--- Start ---
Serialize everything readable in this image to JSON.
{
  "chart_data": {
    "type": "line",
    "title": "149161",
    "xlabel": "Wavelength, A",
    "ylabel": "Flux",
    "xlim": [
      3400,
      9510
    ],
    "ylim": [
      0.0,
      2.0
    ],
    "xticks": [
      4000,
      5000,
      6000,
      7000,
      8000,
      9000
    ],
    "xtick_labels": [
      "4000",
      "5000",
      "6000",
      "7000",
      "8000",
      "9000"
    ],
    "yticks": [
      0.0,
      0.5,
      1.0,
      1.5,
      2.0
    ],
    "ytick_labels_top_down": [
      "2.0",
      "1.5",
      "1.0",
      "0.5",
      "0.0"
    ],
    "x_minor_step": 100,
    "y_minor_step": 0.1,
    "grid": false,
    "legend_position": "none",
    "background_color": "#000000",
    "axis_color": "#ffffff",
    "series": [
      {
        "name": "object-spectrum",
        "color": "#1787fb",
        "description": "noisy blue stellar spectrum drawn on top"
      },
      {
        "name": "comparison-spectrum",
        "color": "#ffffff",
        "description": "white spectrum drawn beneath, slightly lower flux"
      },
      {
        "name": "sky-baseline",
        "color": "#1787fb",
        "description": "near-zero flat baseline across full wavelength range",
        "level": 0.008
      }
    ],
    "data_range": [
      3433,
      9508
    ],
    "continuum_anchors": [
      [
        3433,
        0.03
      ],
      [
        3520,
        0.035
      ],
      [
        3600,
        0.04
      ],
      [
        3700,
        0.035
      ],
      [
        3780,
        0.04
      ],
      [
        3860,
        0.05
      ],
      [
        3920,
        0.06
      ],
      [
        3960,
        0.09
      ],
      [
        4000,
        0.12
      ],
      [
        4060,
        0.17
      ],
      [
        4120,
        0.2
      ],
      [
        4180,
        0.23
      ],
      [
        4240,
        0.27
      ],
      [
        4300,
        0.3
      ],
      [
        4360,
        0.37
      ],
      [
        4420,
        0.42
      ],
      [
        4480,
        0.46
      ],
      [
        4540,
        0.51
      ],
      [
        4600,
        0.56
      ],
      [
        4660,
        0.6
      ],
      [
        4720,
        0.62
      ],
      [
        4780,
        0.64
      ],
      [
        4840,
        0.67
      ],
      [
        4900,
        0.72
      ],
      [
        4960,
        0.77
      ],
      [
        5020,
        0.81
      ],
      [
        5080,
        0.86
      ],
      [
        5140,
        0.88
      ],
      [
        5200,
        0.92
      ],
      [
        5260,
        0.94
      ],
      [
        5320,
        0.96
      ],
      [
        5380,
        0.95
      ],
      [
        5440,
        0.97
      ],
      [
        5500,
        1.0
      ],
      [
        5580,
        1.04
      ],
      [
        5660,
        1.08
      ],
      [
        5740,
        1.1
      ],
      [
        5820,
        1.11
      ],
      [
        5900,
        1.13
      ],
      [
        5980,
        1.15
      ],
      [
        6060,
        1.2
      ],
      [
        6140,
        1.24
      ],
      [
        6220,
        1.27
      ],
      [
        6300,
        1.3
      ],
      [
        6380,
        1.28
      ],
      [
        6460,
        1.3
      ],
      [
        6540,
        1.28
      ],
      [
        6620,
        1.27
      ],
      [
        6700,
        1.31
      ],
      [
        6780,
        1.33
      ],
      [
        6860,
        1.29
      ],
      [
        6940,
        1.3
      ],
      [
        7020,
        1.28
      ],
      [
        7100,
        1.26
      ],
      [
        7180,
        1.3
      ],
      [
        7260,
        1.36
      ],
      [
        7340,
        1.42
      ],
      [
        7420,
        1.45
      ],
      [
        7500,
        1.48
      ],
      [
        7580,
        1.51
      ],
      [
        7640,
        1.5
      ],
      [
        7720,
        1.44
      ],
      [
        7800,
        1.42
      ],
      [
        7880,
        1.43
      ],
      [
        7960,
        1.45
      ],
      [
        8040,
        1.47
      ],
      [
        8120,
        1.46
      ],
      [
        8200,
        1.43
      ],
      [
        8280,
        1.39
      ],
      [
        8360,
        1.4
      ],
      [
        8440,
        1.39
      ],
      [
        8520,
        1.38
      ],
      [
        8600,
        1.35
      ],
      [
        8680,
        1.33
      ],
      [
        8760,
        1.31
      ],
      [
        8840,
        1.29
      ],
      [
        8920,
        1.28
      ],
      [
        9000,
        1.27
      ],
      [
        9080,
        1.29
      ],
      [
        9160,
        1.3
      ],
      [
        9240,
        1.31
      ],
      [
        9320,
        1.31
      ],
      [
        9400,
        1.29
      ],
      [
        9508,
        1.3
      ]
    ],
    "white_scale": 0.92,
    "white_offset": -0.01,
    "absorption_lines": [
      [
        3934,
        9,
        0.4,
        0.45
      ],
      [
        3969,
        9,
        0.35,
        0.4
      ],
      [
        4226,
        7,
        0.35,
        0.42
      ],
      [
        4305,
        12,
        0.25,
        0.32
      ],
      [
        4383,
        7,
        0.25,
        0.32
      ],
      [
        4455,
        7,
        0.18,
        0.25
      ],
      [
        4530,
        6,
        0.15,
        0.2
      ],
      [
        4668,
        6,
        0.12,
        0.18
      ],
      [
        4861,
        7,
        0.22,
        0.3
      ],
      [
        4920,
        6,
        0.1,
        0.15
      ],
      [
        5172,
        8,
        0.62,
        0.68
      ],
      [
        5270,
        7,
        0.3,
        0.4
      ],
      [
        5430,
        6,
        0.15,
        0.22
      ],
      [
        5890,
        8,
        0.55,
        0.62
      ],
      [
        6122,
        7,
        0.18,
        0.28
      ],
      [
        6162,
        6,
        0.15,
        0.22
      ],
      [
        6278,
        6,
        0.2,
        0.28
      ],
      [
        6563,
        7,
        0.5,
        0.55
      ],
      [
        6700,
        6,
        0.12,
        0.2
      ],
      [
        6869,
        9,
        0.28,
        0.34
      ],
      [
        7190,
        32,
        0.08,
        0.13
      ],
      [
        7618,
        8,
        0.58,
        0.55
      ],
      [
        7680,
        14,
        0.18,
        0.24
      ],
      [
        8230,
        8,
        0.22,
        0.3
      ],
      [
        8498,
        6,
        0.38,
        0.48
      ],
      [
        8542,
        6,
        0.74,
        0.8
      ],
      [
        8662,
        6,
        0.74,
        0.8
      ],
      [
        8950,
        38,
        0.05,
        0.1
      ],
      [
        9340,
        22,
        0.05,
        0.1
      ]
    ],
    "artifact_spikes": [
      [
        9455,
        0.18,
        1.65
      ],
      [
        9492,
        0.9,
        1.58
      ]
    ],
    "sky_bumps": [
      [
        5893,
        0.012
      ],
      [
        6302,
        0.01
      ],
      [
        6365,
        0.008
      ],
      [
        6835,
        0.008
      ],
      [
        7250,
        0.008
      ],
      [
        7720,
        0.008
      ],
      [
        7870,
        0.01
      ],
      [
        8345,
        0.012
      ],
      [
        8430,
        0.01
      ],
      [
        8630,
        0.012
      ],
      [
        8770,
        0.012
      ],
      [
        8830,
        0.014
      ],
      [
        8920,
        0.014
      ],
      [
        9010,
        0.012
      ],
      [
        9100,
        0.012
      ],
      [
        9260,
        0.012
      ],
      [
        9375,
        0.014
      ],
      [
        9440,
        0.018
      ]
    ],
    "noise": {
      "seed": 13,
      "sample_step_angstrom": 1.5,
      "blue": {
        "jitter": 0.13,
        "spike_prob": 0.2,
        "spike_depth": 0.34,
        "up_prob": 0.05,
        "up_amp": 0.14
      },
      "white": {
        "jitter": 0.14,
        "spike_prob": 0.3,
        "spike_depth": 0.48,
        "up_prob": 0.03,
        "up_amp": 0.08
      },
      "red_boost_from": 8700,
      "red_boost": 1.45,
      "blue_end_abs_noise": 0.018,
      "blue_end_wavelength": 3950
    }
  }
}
--- End ---
- **Given problem**
Copy out every line from the material above in which the word "baseline" appears.

- **Answer to this exercise**
        "name": "sky-baseline",
        "description": "near-zero flat baseline across full wavelength range",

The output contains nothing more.